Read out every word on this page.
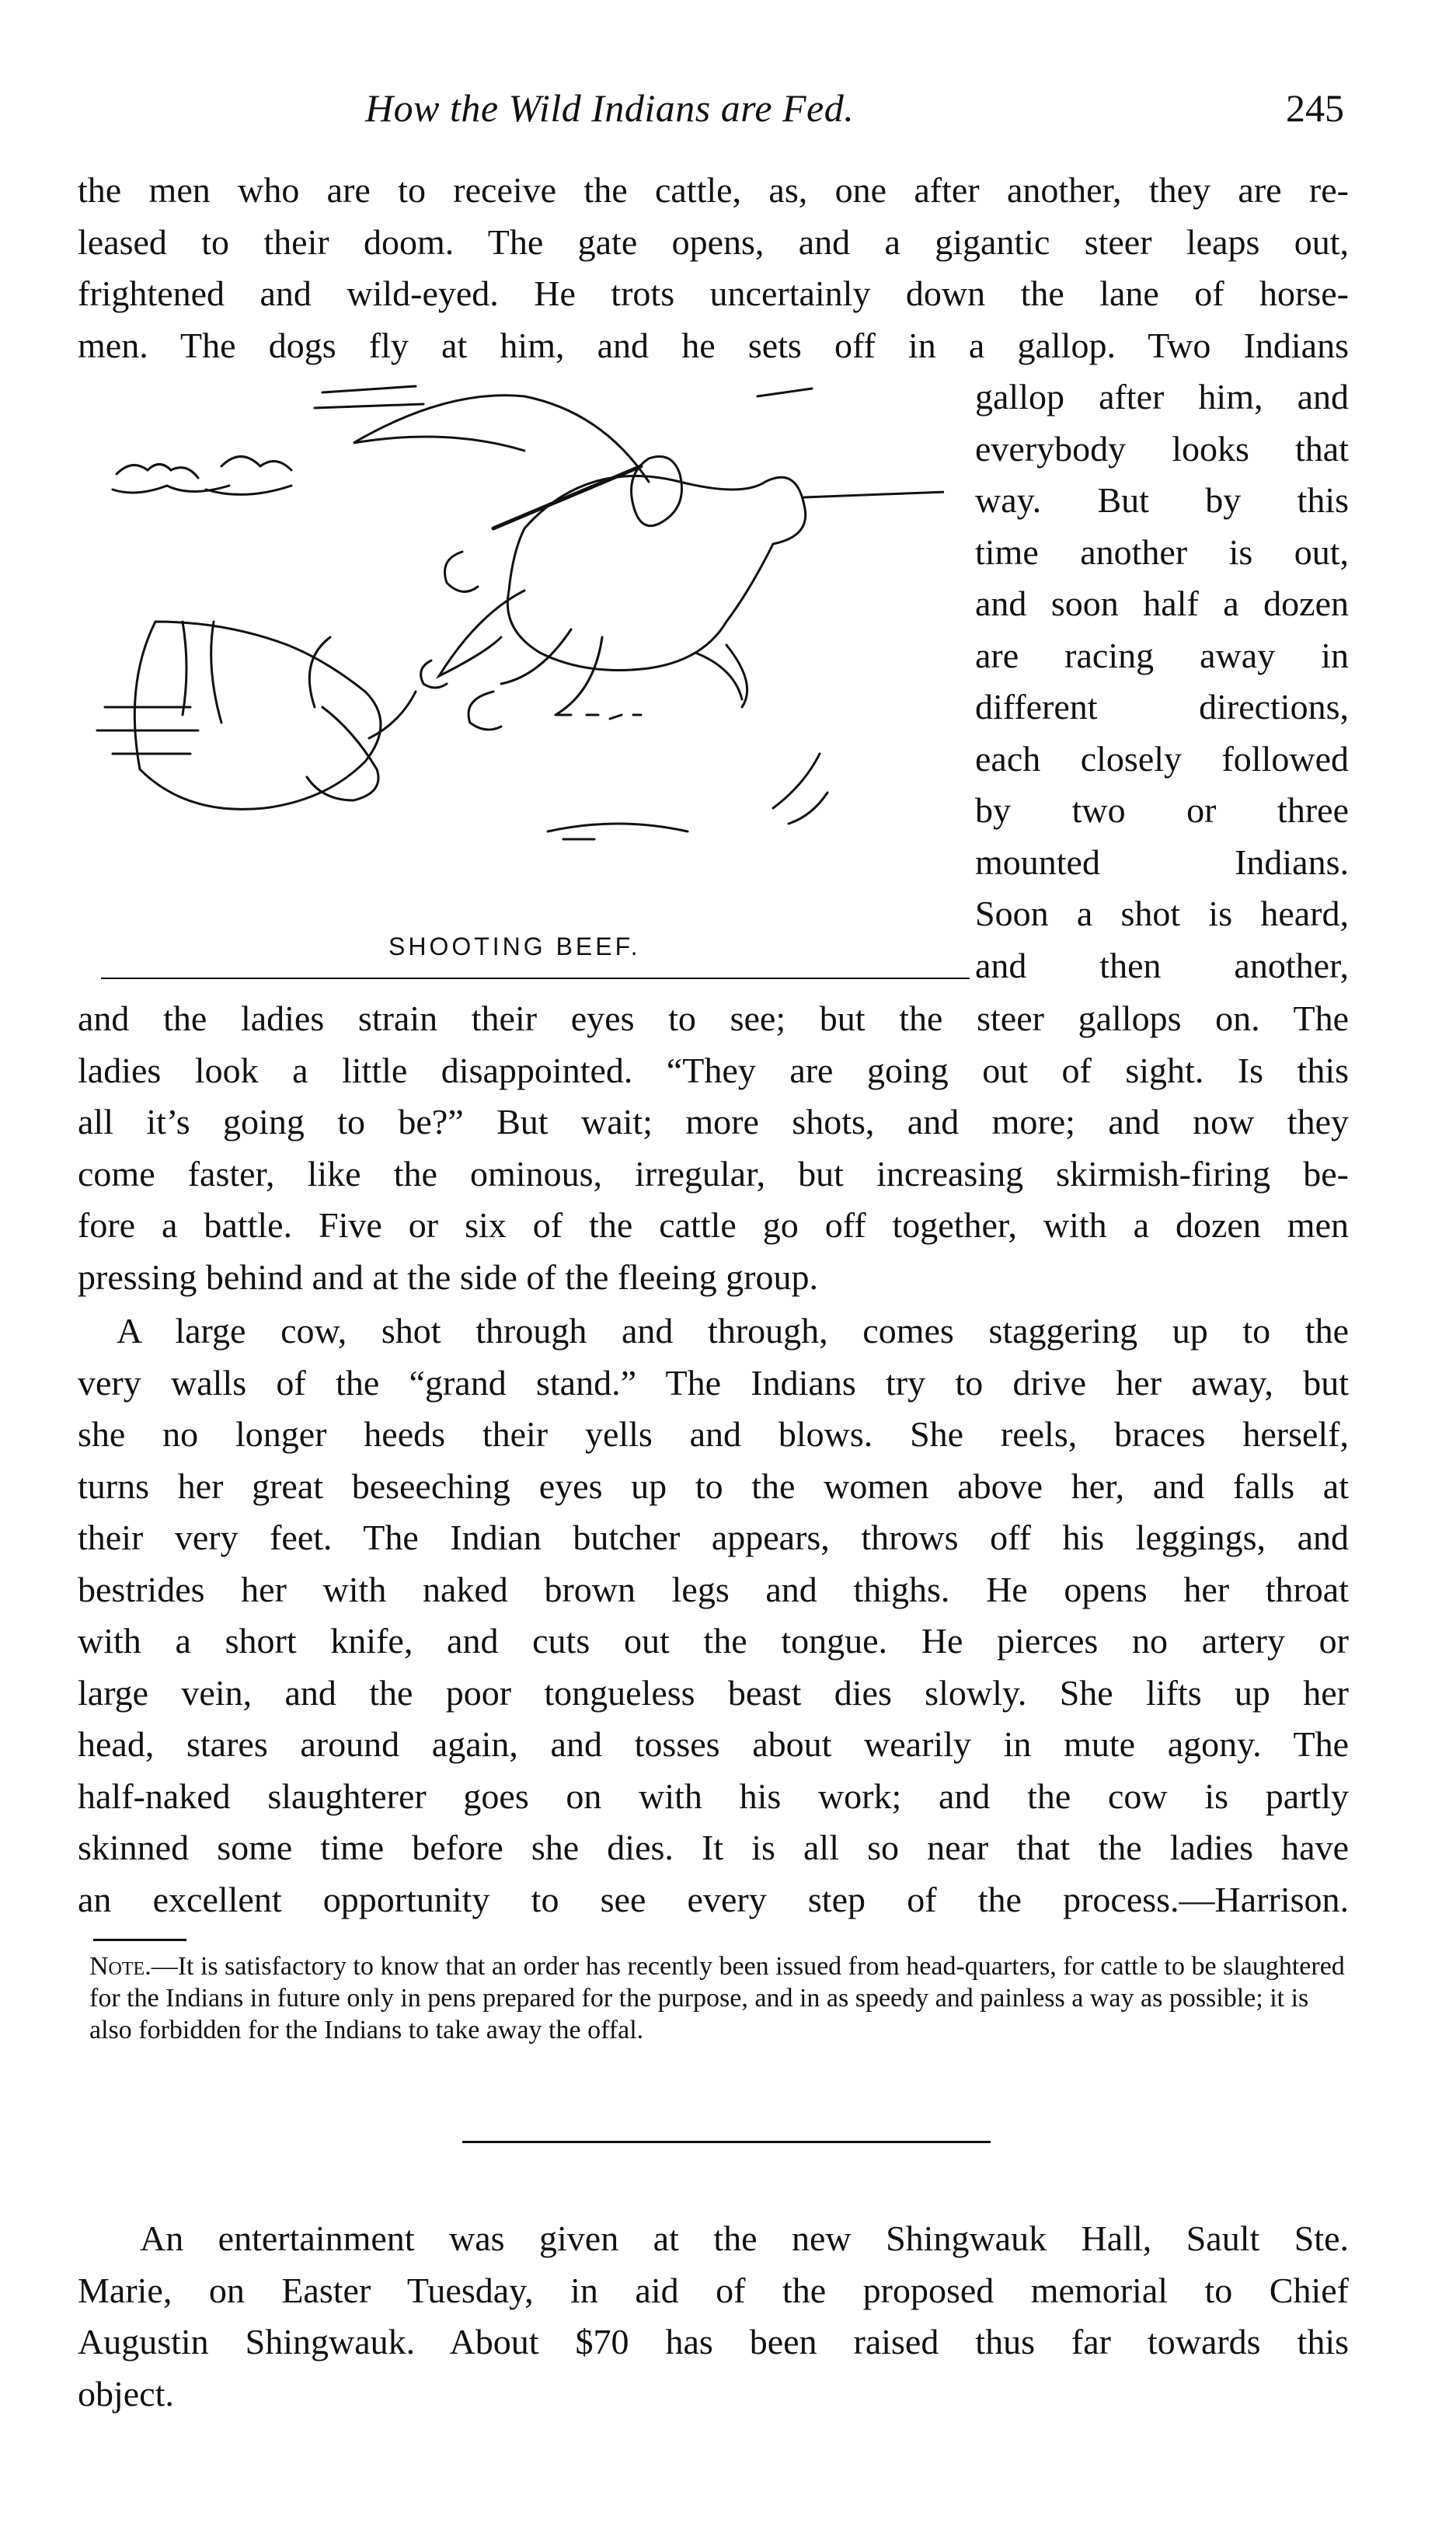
How the Wild Indians are Fed.	245
the men who are to receive the cattle, as, one after another, they are re-
leased to their doom. The gate opens, and a gigantic steer leaps out,
frightened and wild-eyed. He trots uncertainly down the lane of horse-
men. The dogs fly at him, and he sets off in a gallop. Two Indians
gallop after him, and
everybody looks that
way. But by this
time another is out,
and soon half a dozen
are racing away in
different directions,
each closely followed
by two or three
mounted Indians.
Soon a shot is heard,
and then another,
SHOOTING BEEF.
and the ladies strain their eyes to see; but the steer gallops on. The
ladies look a little disappointed. “They are going out of sight. Is this
all it’s going to be?” But wait; more shots, and more; and now they
come faster, like the ominous, irregular, but increasing skirmish-firing be-
fore a battle. Five or six of the cattle go off together, with a dozen men
pressing behind and at the side of the fleeing group.
A large cow, shot through and through, comes staggering up to the
very walls of the “grand stand.” The Indians try to drive her away, but
she no longer heeds their yells and blows. She reels, braces herself,
turns her great beseeching eyes up to the women above her, and falls at
their very feet. The Indian butcher appears, throws off his leggings, and
bestrides her with naked brown legs and thighs. He opens her throat
with a short knife, and cuts out the tongue. He pierces no artery or
large vein, and the poor tongueless beast dies slowly. She lifts up her
head, stares around again, and tosses about wearily in mute agony. The
half-naked slaughterer goes on with his work; and the cow is partly
skinned some time before she dies. It is all so near that the ladies have
an excellent opportunity to see every step of the process.—Harrison.

Note.—It is satisfactory to know that an order has recently been issued from head-quarters, for cattle to be slaughtered for the Indians in future only in pens prepared for the purpose, and in as speedy and painless a way as possible; it is also forbidden for the Indians to take away the offal.

An entertainment was given at the new Shingwauk Hall, Sault Ste.
Marie, on Easter Tuesday, in aid of the proposed memorial to Chief
Augustin Shingwauk. About $70 has been raised thus far towards this
object.
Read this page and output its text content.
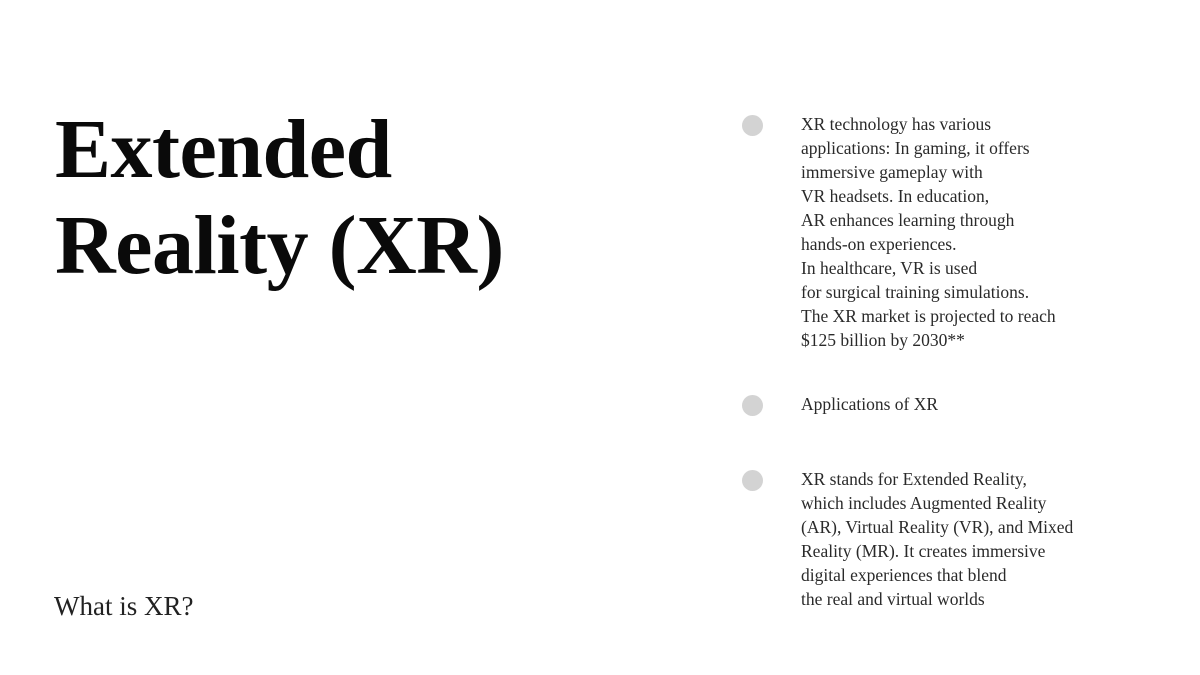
Extended
Reality (XR)

What is XR?

XR technology has various
applications: In gaming, it offers
immersive gameplay with
VR headsets. In education,
AR enhances learning through
hands-on experiences.
In healthcare, VR is used
for surgical training simulations.
The XR market is projected to reach
$125 billion by 2030**
Applications of XR
XR stands for Extended Reality,
which includes Augmented Reality
(AR), Virtual Reality (VR), and Mixed
Reality (MR). It creates immersive
digital experiences that blend
the real and virtual worlds
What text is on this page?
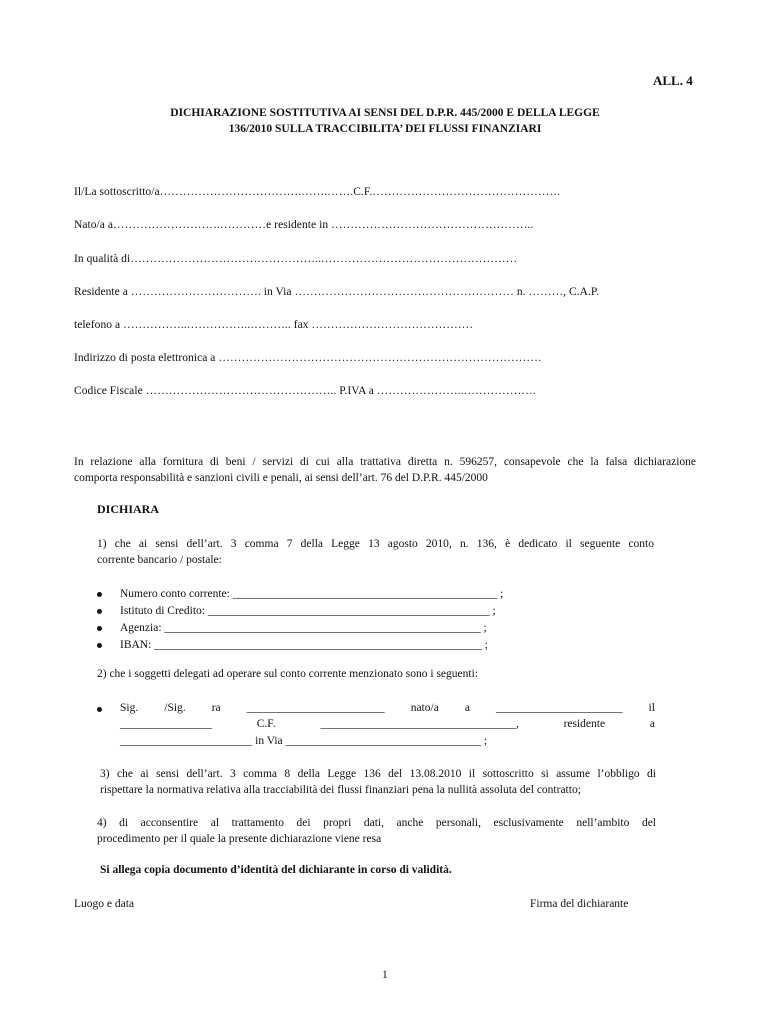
ALL. 4
DICHIARAZIONE SOSTITUTIVA AI SENSI DEL D.P.R. 445/2000 E DELLA LEGGE
136/2010 SULLA TRACCIBILITA’ DEI FLUSSI FINANZIARI
Il/La sottoscritto/a……………………………….…….…….C.F.………………………………………….
Nato/a a……………………….…………e residente in ……………………………………………..
In qualità di…………………………………………..……………………………………………
Residente a ……………………………. in Via ………………………………………………… n. ………, C.A.P.
telefono a ……………..……………..……….. fax ……………………………………
Indirizzo di posta elettronica a …………………………………………………………………………
Codice Fiscale ………………………………………….. P.IVA a …………………..……………….
In relazione alla fornitura di beni / servizi di cui alla trattativa diretta n. 596257, consapevole che la falsa dichiarazione
comporta responsabilità e sanzioni civili e penali, ai sensi dell’art. 76 del D.P.R. 445/2000
DICHIARA
1) che ai sensi dell’art. 3 comma 7 della Legge 13 agosto 2010, n. 136, è dedicato il seguente conto
corrente bancario / postale:
Numero conto corrente: ______________________________________________ ;
Istituto di Credito: _________________________________________________ ;
Agenzia: _______________________________________________________ ;
IBAN: _________________________________________________________ ;
2) che i soggetti delegati ad operare sul conto corrente menzionato sono i seguenti:
Sig. /Sig. ra ________________________ nato/a a ______________________ il
________________	C.F.	__________________________________,	residente	a
_______________________ in Via __________________________________ ;
3) che ai sensi dell’art. 3 comma 8 della Legge 136 del 13.08.2010 il sottoscritto si assume l’obbligo di
rispettare la normativa relativa alla tracciabilità dei flussi finanziari pena la nullità assoluta del contratto;
4) di acconsentire al trattamento dei propri dati, anche personali, esclusivamente nell’ambito del
procedimento per il quale la presente dichiarazione viene resa
Si allega copia documento d’identità del dichiarante in corso di validità.
Luogo e data	Firma del dichiarante
1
- - -
• _Problem_: Gather all lines with the string "away" from the data.

• _Response for this exercise_:
are racing away in
very walls of the “grand stand.” The Indians try to drive her away, but
Note.—It is satisfactory to know that an order has recently been issued from head-quarters, for cattle to be slaughtered for the Indians in future only in pens prepared for the purpose, and in as speedy and painless a way as possible; it is also forbidden for the Indians to take away the offal.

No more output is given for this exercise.